■ **WHAT IS REQUIRED**: Return each line of the data below verbatim; pictures are to be left out.

(Recorded data)

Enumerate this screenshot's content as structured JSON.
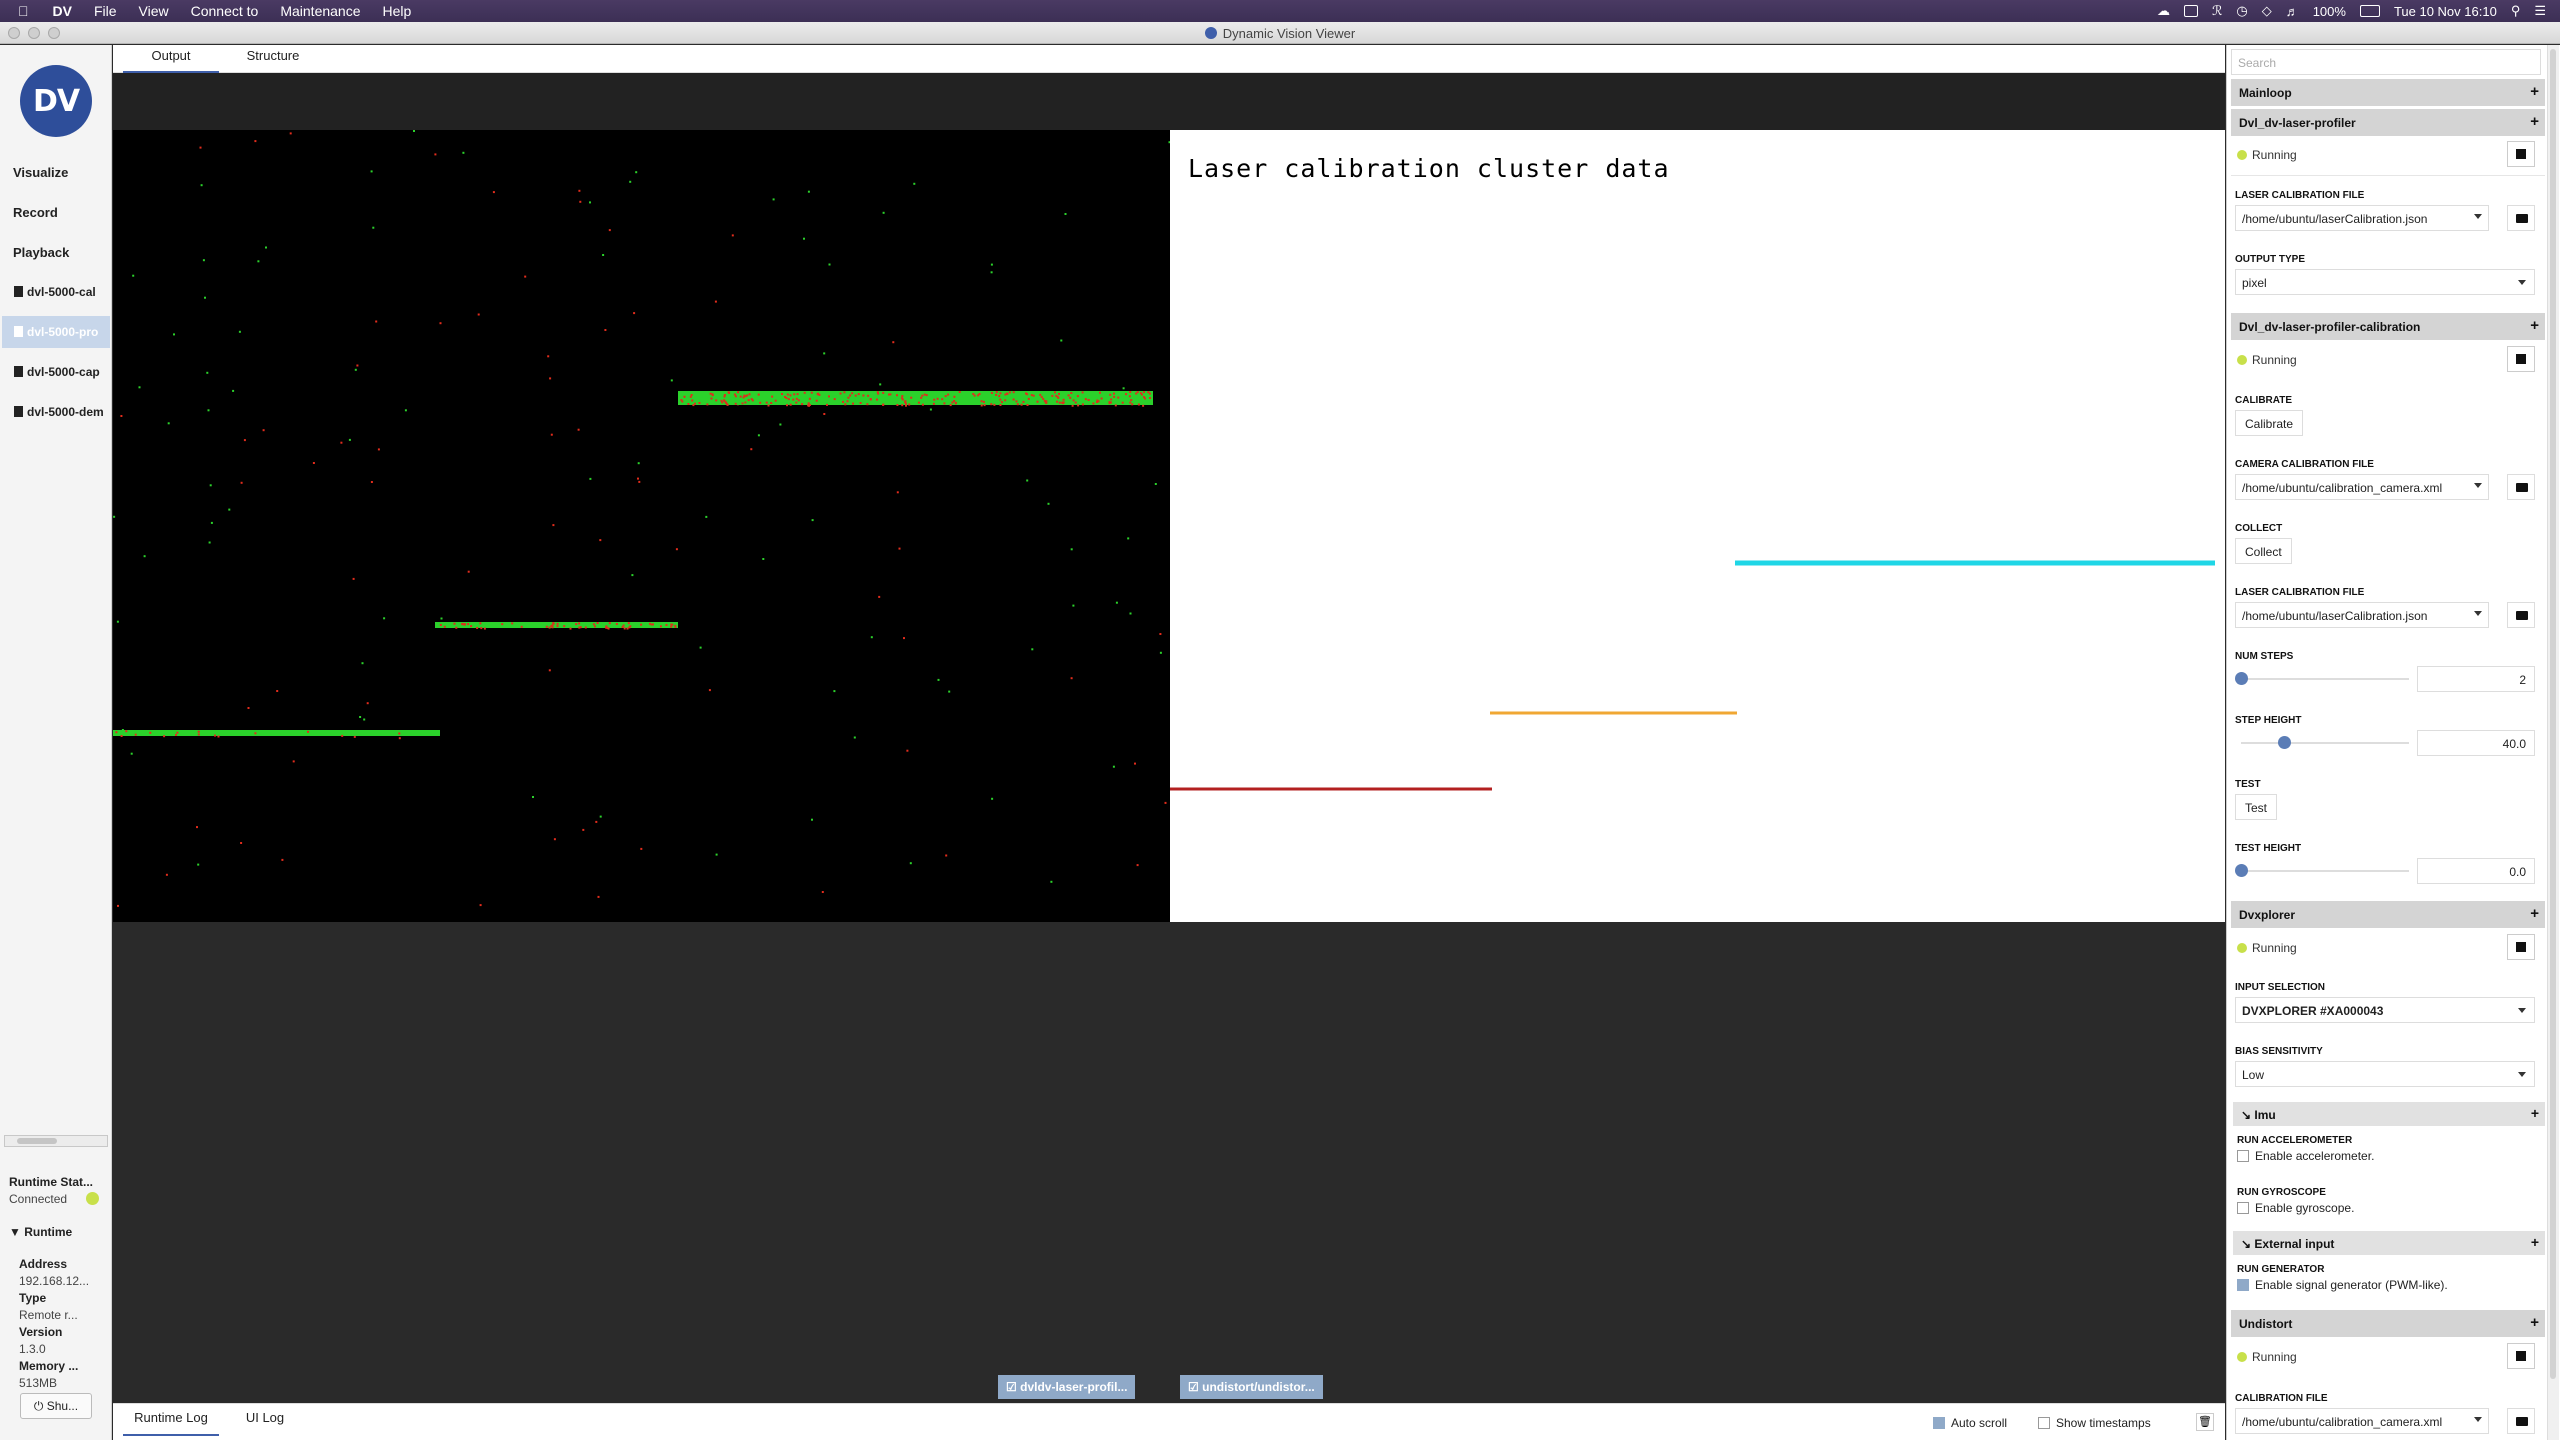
{
  "menubar": {
    "app_name": "DV",
    "menus": [
      "File",
      "View",
      "Connect to",
      "Maintenance",
      "Help"
    ],
    "battery": "100%",
    "clock": "Tue 10 Nov  16:10"
  },
  "window": {
    "title": "Dynamic Vision Viewer"
  },
  "sidebar": {
    "logo_text": "DV",
    "nav": [
      "Visualize",
      "Record",
      "Playback"
    ],
    "files": [
      "dvl-5000-cal",
      "dvl-5000-pro",
      "dvl-5000-cap",
      "dvl-5000-dem"
    ],
    "runtime_status_title": "Runtime Stat...",
    "runtime_status_value": "Connected",
    "runtime_header": "Runtime",
    "address_label": "Address",
    "address_value": "192.168.12...",
    "type_label": "Type",
    "type_value": "Remote r...",
    "version_label": "Version",
    "version_value": "1.3.0",
    "memory_label": "Memory ...",
    "memory_value": "513MB",
    "shutdown_label": "Shu..."
  },
  "tabs": [
    "Output",
    "Structure"
  ],
  "view": {
    "calibration_title": "Laser calibration cluster data",
    "stream_tabs": [
      "dvldv-laser-profil...",
      "undistort/undistor..."
    ]
  },
  "logbar": {
    "tabs": [
      "Runtime Log",
      "UI Log"
    ],
    "auto_scroll": "Auto scroll",
    "show_timestamps": "Show timestamps"
  },
  "panel": {
    "search_placeholder": "Search",
    "mainloop": "Mainloop",
    "profiler": {
      "title": "Dvl_dv-laser-profiler",
      "status": "Running",
      "laser_file_label": "LASER CALIBRATION FILE",
      "laser_file_value": "/home/ubuntu/laserCalibration.json",
      "output_type_label": "OUTPUT TYPE",
      "output_type_value": "pixel"
    },
    "calibration": {
      "title": "Dvl_dv-laser-profiler-calibration",
      "status": "Running",
      "calibrate_label": "CALIBRATE",
      "calibrate_button": "Calibrate",
      "camera_file_label": "CAMERA CALIBRATION FILE",
      "camera_file_value": "/home/ubuntu/calibration_camera.xml",
      "collect_label": "COLLECT",
      "collect_button": "Collect",
      "laser_file_label": "LASER CALIBRATION FILE",
      "laser_file_value": "/home/ubuntu/laserCalibration.json",
      "num_steps_label": "NUM STEPS",
      "num_steps_value": "2",
      "num_steps_fraction": 0.0,
      "step_height_label": "STEP HEIGHT",
      "step_height_value": "40.0",
      "step_height_fraction": 0.27,
      "test_label": "TEST",
      "test_button": "Test",
      "test_height_label": "TEST HEIGHT",
      "test_height_value": "0.0",
      "test_height_fraction": 0.0
    },
    "dvxplorer": {
      "title": "Dvxplorer",
      "status": "Running",
      "input_label": "INPUT SELECTION",
      "input_value": "DVXPLORER #XA000043",
      "bias_label": "BIAS SENSITIVITY",
      "bias_value": "Low",
      "imu_title": "Imu",
      "run_acc_label": "RUN ACCELEROMETER",
      "run_acc_text": "Enable accelerometer.",
      "run_gyro_label": "RUN GYROSCOPE",
      "run_gyro_text": "Enable gyroscope.",
      "ext_title": "External input",
      "run_gen_label": "RUN GENERATOR",
      "run_gen_text": "Enable signal generator (PWM-like)."
    },
    "undistort": {
      "title": "Undistort",
      "status": "Running",
      "calib_file_label": "CALIBRATION FILE",
      "calib_file_value": "/home/ubuntu/calibration_camera.xml"
    }
  },
  "colors": {
    "accent": "#3f5faa",
    "running_led": "#c8e04a",
    "events_on": "#2bd12b",
    "events_off": "#e22c1c",
    "cluster_cyan": "#1fd6e6",
    "cluster_orange": "#f0a733",
    "cluster_red": "#b32020"
  }
}
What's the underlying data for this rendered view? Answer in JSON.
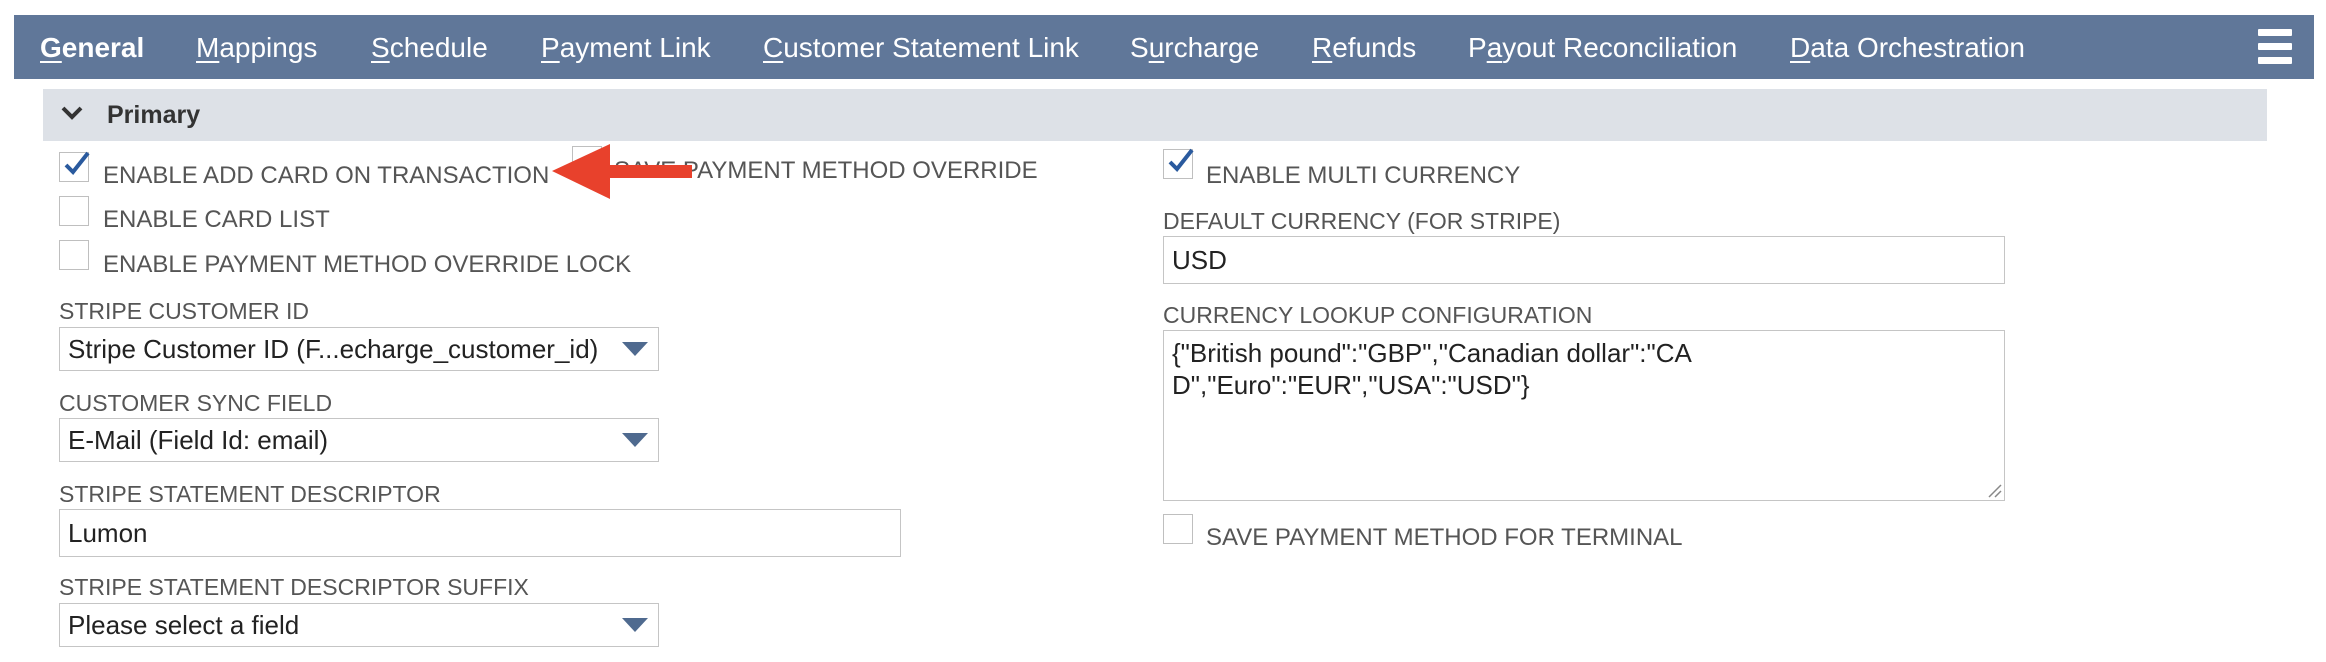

■ **TASK SOLUTION**:
Enumerate this screenshot's content as structured JSON.
{
  "menubar": {
    "app_name": "DV",
    "menus": [
      "File",
      "View",
      "Connect to",
      "Maintenance",
      "Help"
    ],
    "battery": "100%",
    "clock": "Tue 10 Nov  16:10"
  },
  "window": {
    "title": "Dynamic Vision Viewer"
  },
  "sidebar": {
    "logo_text": "DV",
    "nav": [
      "Visualize",
      "Record",
      "Playback"
    ],
    "files": [
      "dvl-5000-cal",
      "dvl-5000-pro",
      "dvl-5000-cap",
      "dvl-5000-dem"
    ],
    "runtime_status_title": "Runtime Stat...",
    "runtime_status_value": "Connected",
    "runtime_header": "Runtime",
    "address_label": "Address",
    "address_value": "192.168.12...",
    "type_label": "Type",
    "type_value": "Remote r...",
    "version_label": "Version",
    "version_value": "1.3.0",
    "memory_label": "Memory ...",
    "memory_value": "513MB",
    "shutdown_label": "Shu..."
  },
  "tabs": [
    "Output",
    "Structure"
  ],
  "view": {
    "calibration_title": "Laser calibration cluster data",
    "stream_tabs": [
      "dvldv-laser-profil...",
      "undistort/undistor..."
    ]
  },
  "logbar": {
    "tabs": [
      "Runtime Log",
      "UI Log"
    ],
    "auto_scroll": "Auto scroll",
    "show_timestamps": "Show timestamps"
  },
  "panel": {
    "search_placeholder": "Search",
    "mainloop": "Mainloop",
    "profiler": {
      "title": "Dvl_dv-laser-profiler",
      "status": "Running",
      "laser_file_label": "LASER CALIBRATION FILE",
      "laser_file_value": "/home/ubuntu/laserCalibration.json",
      "output_type_label": "OUTPUT TYPE",
      "output_type_value": "pixel"
    },
    "calibration": {
      "title": "Dvl_dv-laser-profiler-calibration",
      "status": "Running",
      "calibrate_label": "CALIBRATE",
      "calibrate_button": "Calibrate",
      "camera_file_label": "CAMERA CALIBRATION FILE",
      "camera_file_value": "/home/ubuntu/calibration_camera.xml",
      "collect_label": "COLLECT",
      "collect_button": "Collect",
      "laser_file_label": "LASER CALIBRATION FILE",
      "laser_file_value": "/home/ubuntu/laserCalibration.json",
      "num_steps_label": "NUM STEPS",
      "num_steps_value": "2",
      "num_steps_fraction": 0.0,
      "step_height_label": "STEP HEIGHT",
      "step_height_value": "40.0",
      "step_height_fraction": 0.27,
      "test_label": "TEST",
      "test_button": "Test",
      "test_height_label": "TEST HEIGHT",
      "test_height_value": "0.0",
      "test_height_fraction": 0.0
    },
    "dvxplorer": {
      "title": "Dvxplorer",
      "status": "Running",
      "input_label": "INPUT SELECTION",
      "input_value": "DVXPLORER #XA000043",
      "bias_label": "BIAS SENSITIVITY",
      "bias_value": "Low",
      "imu_title": "Imu",
      "run_acc_label": "RUN ACCELEROMETER",
      "run_acc_text": "Enable accelerometer.",
      "run_gyro_label": "RUN GYROSCOPE",
      "run_gyro_text": "Enable gyroscope.",
      "ext_title": "External input",
      "run_gen_label": "RUN GENERATOR",
      "run_gen_text": "Enable signal generator (PWM-like)."
    },
    "undistort": {
      "title": "Undistort",
      "status": "Running",
      "calib_file_label": "CALIBRATION FILE",
      "calib_file_value": "/home/ubuntu/calibration_camera.xml"
    }
  },
  "colors": {
    "accent": "#3f5faa",
    "running_led": "#c8e04a",
    "events_on": "#2bd12b",
    "events_off": "#e22c1c",
    "cluster_cyan": "#1fd6e6",
    "cluster_orange": "#f0a733",
    "cluster_red": "#b32020"
  }
}
What's the underlying data for this rendered view? Answer in JSON.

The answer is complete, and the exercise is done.